(Figure collection entries)
━━━━━━
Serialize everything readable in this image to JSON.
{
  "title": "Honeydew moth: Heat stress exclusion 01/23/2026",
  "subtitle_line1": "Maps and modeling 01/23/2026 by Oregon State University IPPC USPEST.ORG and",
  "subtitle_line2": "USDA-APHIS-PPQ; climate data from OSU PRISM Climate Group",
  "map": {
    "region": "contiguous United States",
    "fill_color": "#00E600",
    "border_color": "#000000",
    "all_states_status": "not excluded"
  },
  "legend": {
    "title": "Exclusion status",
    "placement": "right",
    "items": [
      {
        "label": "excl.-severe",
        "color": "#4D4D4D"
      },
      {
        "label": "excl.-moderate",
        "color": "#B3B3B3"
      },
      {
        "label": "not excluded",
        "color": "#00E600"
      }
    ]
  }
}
━━━━━━
■ Request:
Find how many lines of the entries contain "label". Respond with the number only.

■ Full output:
3